Your goal
Pull every "name" line out of the data below.

Records for processing
***

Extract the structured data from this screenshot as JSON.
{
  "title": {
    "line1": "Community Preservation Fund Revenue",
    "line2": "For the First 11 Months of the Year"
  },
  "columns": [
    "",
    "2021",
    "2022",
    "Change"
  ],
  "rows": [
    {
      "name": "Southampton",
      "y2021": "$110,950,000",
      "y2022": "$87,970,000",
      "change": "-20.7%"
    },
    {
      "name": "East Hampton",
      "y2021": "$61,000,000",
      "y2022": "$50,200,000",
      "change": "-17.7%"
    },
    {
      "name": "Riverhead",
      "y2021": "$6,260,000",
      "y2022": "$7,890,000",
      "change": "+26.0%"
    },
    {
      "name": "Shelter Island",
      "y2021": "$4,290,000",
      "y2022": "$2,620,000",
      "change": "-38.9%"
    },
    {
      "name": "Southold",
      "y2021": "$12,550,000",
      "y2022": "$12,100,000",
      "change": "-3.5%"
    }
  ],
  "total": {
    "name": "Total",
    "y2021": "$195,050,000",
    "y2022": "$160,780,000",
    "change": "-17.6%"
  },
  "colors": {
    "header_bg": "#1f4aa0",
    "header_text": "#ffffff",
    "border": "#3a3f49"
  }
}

***

Task solution
      "name": "Southampton",
      "name": "East Hampton",
      "name": "Riverhead",
      "name": "Shelter Island",
      "name": "Southold",
    "name": "Total",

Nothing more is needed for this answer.